## Goal of the exercise
Copy every line with the string "diga" in it.

Extracted records
********
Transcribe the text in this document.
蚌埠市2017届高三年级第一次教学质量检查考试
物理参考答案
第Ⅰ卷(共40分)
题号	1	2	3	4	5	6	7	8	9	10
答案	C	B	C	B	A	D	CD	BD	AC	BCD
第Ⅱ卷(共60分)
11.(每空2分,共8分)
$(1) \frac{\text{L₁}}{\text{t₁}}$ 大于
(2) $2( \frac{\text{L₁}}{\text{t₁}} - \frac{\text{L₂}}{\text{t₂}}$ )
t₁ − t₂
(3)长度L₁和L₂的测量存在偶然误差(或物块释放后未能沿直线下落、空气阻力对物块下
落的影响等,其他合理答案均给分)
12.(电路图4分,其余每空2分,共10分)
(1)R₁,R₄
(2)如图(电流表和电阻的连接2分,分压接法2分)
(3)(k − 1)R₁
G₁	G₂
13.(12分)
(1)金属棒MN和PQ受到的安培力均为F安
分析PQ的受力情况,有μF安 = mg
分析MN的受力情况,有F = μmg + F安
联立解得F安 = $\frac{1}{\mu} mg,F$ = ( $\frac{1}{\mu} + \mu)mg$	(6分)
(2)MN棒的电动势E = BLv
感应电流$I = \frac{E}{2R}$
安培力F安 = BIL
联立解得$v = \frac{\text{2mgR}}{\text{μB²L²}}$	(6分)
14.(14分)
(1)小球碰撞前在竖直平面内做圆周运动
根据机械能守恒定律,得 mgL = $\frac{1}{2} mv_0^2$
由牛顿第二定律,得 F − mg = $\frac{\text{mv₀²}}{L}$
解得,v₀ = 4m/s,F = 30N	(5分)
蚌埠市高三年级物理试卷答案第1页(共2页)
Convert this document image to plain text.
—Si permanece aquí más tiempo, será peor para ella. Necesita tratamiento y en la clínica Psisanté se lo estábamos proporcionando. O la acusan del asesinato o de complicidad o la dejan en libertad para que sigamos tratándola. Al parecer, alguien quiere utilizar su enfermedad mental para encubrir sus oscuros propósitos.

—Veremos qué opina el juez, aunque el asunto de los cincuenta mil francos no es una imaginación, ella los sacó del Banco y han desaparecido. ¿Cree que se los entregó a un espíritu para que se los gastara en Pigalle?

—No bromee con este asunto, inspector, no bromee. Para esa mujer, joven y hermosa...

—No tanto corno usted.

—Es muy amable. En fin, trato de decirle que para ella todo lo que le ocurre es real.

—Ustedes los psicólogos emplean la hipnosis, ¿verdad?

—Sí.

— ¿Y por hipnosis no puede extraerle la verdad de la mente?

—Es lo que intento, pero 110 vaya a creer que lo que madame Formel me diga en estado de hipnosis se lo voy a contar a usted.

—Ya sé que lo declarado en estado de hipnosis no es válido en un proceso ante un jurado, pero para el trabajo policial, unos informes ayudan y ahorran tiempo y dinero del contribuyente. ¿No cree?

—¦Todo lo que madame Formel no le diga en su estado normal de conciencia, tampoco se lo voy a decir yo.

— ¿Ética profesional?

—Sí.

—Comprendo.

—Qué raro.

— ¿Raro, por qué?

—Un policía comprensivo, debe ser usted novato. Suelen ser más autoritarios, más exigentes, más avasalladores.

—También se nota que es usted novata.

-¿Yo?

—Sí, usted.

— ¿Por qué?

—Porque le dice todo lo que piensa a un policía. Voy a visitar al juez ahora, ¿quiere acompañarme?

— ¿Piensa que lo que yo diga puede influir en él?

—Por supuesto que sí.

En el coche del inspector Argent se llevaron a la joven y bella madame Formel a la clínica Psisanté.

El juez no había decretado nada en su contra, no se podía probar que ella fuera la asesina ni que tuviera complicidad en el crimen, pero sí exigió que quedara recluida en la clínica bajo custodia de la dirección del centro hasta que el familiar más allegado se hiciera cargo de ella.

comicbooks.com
********
## Completed exercise
—Es lo que intento, pero 110 vaya a creer que lo que madame Formel me diga en estado de hipnosis se lo voy a contar a usted.
—¦Todo lo que madame Formel no le diga en su estado normal de conciencia, tampoco se lo voy a decir yo.
— ¿Piensa que lo que yo diga puede influir en él?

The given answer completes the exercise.